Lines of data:
>> BEGIN

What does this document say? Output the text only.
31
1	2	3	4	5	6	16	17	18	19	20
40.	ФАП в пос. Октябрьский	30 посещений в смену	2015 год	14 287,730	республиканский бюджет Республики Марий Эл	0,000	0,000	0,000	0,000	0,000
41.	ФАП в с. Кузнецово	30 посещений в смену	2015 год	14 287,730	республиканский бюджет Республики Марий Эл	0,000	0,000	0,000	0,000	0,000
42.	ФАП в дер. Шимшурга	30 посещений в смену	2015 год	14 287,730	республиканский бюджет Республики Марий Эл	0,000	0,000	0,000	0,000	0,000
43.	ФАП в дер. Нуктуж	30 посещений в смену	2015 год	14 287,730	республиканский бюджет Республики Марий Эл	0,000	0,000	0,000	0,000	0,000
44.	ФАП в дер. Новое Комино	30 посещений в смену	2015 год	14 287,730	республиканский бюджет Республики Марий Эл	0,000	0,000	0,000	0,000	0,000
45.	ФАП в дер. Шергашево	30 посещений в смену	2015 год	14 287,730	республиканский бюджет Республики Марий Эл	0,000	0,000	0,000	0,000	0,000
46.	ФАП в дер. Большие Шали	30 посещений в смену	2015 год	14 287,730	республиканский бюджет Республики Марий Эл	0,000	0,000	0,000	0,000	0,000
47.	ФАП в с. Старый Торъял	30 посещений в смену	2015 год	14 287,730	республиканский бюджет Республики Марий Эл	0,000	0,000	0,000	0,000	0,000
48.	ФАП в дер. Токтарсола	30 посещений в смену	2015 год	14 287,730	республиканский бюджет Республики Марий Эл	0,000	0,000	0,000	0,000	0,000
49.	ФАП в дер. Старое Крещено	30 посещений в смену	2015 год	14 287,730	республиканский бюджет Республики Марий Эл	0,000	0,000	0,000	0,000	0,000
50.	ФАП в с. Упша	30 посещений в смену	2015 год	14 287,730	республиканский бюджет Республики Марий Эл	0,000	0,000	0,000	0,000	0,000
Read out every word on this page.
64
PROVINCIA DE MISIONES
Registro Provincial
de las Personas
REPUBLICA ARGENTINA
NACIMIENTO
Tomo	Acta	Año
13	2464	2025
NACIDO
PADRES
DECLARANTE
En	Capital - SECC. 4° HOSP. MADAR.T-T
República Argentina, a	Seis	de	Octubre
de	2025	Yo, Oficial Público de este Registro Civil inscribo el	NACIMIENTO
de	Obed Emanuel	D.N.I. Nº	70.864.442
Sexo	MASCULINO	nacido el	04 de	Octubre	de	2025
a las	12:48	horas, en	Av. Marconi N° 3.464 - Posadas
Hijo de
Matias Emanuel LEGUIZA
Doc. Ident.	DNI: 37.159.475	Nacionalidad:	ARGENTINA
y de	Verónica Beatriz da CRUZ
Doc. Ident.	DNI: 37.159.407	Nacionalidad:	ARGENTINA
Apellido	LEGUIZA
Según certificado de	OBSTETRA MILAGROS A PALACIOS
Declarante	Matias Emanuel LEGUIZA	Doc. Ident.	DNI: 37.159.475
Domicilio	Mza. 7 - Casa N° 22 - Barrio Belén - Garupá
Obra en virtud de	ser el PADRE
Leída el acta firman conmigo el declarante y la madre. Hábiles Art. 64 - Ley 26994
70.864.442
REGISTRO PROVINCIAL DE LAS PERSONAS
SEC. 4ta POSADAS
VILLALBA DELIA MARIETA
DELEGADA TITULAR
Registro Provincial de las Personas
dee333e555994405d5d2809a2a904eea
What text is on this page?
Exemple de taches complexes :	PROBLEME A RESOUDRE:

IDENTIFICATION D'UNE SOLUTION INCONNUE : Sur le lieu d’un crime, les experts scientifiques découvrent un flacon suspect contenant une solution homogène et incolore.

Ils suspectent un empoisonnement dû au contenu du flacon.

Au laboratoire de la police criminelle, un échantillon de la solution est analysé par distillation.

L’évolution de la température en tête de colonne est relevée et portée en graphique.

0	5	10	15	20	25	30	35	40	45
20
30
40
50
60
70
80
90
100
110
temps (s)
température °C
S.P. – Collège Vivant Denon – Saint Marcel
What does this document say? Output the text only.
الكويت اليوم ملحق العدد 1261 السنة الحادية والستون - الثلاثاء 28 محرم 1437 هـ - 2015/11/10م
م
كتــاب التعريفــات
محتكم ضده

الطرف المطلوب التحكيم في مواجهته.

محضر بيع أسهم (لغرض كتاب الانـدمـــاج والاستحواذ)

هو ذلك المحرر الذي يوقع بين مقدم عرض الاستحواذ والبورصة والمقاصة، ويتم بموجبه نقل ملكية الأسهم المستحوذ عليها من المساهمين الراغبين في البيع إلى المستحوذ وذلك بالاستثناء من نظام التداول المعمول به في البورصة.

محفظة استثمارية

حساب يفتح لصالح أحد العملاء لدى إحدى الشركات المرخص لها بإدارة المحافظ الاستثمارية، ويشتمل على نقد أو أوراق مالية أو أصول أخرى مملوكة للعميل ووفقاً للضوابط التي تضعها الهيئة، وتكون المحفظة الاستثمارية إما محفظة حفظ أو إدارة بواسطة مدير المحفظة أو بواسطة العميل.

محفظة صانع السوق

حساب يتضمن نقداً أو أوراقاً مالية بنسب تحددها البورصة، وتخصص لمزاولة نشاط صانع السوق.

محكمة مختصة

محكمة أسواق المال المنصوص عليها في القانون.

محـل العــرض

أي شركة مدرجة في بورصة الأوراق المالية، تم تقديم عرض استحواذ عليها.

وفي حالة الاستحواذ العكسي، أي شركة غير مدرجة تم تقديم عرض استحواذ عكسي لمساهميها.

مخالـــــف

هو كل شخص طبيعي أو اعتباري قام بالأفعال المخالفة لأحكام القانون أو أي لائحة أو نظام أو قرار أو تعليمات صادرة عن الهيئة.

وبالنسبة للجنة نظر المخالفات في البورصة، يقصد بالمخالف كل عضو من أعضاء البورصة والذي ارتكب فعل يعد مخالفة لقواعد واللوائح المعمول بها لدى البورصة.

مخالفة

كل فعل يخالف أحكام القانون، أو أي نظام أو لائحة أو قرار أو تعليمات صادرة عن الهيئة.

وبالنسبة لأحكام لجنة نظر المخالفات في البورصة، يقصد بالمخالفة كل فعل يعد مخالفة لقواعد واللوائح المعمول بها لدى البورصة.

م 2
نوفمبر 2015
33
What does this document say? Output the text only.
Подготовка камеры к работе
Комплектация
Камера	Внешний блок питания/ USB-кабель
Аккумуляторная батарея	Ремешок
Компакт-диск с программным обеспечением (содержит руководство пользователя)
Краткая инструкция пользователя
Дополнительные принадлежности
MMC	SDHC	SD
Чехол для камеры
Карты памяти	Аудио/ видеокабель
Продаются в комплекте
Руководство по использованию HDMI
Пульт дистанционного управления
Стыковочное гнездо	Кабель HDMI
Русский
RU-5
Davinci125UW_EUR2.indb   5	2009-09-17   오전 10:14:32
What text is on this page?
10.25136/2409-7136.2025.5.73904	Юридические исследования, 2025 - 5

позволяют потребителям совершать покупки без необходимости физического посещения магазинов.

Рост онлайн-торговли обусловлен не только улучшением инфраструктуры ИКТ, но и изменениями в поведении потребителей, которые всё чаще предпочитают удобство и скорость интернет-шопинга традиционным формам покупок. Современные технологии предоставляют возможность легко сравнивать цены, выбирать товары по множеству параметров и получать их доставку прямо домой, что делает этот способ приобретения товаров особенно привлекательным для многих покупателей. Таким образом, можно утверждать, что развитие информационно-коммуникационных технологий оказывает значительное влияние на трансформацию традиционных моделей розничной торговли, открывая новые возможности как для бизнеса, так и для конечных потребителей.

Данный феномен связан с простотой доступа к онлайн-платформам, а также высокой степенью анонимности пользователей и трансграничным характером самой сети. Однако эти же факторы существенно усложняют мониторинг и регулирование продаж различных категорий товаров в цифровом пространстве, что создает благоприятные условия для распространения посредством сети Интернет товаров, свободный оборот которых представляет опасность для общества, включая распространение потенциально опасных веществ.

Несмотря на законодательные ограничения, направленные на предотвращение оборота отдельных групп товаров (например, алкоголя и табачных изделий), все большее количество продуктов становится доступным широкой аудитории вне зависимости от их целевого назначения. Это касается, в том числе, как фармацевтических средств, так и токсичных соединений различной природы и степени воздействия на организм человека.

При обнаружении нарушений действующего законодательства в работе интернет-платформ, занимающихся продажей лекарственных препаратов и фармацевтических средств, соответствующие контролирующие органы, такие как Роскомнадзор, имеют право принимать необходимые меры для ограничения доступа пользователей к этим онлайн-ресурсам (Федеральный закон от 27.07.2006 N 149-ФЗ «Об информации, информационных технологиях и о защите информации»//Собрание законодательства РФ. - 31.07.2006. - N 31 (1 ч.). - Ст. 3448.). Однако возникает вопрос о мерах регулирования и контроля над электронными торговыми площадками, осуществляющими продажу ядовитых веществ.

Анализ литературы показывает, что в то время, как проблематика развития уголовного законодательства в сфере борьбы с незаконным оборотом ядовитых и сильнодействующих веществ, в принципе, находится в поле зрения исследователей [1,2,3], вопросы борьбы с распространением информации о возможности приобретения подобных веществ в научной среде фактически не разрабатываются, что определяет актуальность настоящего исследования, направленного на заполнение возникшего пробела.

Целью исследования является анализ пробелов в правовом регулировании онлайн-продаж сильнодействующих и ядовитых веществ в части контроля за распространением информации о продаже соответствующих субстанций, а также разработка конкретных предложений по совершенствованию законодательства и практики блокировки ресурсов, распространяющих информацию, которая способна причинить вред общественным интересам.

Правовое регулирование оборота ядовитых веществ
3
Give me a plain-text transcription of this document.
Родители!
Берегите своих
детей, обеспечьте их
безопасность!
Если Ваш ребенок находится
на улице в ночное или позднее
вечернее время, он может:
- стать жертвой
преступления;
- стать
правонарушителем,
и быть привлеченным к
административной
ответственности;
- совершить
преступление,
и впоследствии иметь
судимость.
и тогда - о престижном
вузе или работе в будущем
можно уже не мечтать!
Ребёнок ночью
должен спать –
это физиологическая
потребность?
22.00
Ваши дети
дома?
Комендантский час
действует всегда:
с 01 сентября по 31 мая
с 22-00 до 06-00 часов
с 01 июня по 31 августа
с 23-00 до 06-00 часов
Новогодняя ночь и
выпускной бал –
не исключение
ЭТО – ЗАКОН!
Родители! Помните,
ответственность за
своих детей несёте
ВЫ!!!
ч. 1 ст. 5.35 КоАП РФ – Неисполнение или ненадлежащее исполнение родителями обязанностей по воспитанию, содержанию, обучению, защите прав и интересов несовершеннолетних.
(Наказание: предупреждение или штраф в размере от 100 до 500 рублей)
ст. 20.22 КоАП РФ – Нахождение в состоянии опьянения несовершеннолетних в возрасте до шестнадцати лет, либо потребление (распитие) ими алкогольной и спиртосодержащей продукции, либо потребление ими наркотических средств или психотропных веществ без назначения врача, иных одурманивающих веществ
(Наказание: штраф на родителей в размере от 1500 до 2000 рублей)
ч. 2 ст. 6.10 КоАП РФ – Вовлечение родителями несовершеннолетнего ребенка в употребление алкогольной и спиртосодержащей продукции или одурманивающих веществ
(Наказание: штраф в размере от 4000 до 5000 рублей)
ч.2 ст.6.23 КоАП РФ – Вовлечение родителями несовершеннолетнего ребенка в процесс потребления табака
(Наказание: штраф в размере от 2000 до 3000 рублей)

>> END

*Written instruction*:
Reply with one number only: how many lines of the listing hold "لأحكام"?

*Answer in full*:
2